-------- Stored data --------

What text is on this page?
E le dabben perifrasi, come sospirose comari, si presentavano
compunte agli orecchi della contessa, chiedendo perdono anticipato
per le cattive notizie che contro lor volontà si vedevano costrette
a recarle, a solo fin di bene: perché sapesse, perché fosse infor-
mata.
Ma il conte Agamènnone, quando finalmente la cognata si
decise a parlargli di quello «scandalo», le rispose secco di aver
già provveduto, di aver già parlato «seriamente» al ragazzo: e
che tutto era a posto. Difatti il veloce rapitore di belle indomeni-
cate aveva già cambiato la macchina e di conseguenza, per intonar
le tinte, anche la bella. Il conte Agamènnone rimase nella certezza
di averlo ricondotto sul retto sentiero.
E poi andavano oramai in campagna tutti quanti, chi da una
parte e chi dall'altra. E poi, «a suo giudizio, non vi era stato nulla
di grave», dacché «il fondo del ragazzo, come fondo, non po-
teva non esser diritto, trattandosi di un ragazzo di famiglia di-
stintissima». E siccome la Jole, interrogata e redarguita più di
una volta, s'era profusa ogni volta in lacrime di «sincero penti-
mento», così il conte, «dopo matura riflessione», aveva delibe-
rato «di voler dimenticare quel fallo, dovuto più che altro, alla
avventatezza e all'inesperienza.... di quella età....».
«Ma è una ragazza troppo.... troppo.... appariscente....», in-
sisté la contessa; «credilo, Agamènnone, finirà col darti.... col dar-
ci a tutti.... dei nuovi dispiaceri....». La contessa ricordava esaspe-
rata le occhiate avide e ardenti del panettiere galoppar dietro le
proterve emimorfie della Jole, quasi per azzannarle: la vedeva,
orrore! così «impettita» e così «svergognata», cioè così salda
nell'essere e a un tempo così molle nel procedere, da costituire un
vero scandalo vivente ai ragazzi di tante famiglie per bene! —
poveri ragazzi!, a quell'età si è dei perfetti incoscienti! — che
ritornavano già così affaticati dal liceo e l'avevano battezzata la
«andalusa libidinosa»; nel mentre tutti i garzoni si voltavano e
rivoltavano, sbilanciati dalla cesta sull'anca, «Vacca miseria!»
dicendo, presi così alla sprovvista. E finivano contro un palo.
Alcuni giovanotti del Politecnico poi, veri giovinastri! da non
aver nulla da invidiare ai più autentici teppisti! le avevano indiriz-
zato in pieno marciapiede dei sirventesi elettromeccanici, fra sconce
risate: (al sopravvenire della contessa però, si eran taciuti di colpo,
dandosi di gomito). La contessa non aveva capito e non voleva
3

--------

▸ **Set problem**: Go through the material above line by line and copy it exactly.

▸ **Answer to this task**:
What text is on this page?
E le dabben perifrasi, come sospirose comari, si presentavano
compunte agli orecchi della contessa, chiedendo perdono anticipato
per le cattive notizie che contro lor volontà si vedevano costrette
a recarle, a solo fin di bene: perché sapesse, perché fosse infor-
mata.
Ma il conte Agamènnone, quando finalmente la cognata si
decise a parlargli di quello «scandalo», le rispose secco di aver
già provveduto, di aver già parlato «seriamente» al ragazzo: e
che tutto era a posto. Difatti il veloce rapitore di belle indomeni-
cate aveva già cambiato la macchina e di conseguenza, per intonar
le tinte, anche la bella. Il conte Agamènnone rimase nella certezza
di averlo ricondotto sul retto sentiero.
E poi andavano oramai in campagna tutti quanti, chi da una
parte e chi dall'altra. E poi, «a suo giudizio, non vi era stato nulla
di grave», dacché «il fondo del ragazzo, come fondo, non po-
teva non esser diritto, trattandosi di un ragazzo di famiglia di-
stintissima». E siccome la Jole, interrogata e redarguita più di
una volta, s'era profusa ogni volta in lacrime di «sincero penti-
mento», così il conte, «dopo matura riflessione», aveva delibe-
rato «di voler dimenticare quel fallo, dovuto più che altro, alla
avventatezza e all'inesperienza.... di quella età....».
«Ma è una ragazza troppo.... troppo.... appariscente....», in-
sisté la contessa; «credilo, Agamènnone, finirà col darti.... col dar-
ci a tutti.... dei nuovi dispiaceri....». La contessa ricordava esaspe-
rata le occhiate avide e ardenti del panettiere galoppar dietro le
proterve emimorfie della Jole, quasi per azzannarle: la vedeva,
orrore! così «impettita» e così «svergognata», cioè così salda
nell'essere e a un tempo così molle nel procedere, da costituire un
vero scandalo vivente ai ragazzi di tante famiglie per bene! —
poveri ragazzi!, a quell'età si è dei perfetti incoscienti! — che
ritornavano già così affaticati dal liceo e l'avevano battezzata la
«andalusa libidinosa»; nel mentre tutti i garzoni si voltavano e
rivoltavano, sbilanciati dalla cesta sull'anca, «Vacca miseria!»
dicendo, presi così alla sprovvista. E finivano contro un palo.
Alcuni giovanotti del Politecnico poi, veri giovinastri! da non
aver nulla da invidiare ai più autentici teppisti! le avevano indiriz-
zato in pieno marciapiede dei sirventesi elettromeccanici, fra sconce
risate: (al sopravvenire della contessa però, si eran taciuti di colpo,
dandosi di gomito). La contessa non aveva capito e non voleva
3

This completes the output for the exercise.